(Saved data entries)
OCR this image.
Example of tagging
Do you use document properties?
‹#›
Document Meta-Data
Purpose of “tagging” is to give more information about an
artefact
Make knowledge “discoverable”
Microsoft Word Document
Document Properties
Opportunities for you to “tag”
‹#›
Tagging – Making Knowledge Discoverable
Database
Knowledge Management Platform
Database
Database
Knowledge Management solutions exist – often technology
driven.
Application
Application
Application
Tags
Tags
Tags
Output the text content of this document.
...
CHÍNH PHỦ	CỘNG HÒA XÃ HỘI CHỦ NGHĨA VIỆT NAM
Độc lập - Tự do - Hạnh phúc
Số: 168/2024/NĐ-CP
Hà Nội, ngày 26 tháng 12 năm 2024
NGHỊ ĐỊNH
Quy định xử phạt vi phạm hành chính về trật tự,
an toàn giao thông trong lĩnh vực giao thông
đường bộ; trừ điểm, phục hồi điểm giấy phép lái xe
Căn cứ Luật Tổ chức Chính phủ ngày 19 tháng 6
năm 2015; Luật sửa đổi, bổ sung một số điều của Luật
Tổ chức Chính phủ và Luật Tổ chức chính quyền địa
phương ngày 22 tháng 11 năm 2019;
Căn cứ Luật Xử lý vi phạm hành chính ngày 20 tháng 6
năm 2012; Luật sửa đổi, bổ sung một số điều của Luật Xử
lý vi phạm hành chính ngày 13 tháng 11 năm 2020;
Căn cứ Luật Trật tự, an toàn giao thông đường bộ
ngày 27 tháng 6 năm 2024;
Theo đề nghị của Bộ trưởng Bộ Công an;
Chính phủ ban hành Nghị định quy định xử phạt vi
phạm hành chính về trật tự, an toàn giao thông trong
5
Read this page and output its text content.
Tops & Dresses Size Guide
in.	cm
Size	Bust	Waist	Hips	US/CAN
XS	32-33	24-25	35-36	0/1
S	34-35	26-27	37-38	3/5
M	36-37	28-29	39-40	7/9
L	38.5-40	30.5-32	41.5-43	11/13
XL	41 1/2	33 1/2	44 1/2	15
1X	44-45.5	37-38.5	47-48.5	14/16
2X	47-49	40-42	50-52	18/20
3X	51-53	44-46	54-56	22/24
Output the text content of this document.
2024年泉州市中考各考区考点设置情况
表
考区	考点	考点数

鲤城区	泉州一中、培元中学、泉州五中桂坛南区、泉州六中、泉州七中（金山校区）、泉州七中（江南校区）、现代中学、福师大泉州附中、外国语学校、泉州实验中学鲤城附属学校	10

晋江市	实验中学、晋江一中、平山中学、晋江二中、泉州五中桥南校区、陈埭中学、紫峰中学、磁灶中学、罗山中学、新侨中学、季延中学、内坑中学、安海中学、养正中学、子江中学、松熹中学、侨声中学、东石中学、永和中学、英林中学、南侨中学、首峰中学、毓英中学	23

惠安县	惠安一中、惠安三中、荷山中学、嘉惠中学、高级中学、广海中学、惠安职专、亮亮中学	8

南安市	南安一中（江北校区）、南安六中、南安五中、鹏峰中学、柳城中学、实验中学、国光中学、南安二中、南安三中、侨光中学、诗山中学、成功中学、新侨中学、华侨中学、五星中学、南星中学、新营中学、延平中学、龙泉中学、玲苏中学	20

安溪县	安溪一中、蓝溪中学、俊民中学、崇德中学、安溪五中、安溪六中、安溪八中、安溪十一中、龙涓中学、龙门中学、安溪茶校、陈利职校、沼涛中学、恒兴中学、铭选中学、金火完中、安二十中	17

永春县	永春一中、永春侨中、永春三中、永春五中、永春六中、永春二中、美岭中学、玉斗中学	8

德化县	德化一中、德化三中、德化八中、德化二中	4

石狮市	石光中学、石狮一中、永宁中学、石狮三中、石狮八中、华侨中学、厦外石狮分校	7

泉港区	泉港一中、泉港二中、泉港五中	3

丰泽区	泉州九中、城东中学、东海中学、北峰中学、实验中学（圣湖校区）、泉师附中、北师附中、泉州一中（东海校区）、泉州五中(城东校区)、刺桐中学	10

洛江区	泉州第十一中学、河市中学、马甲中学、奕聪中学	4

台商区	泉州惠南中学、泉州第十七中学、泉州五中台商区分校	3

WORK TO COMPLETE ▸
Nothing but a number is needed here: how many lines hold the string "Management"?

ANSWER FOR THE TASK ▸
2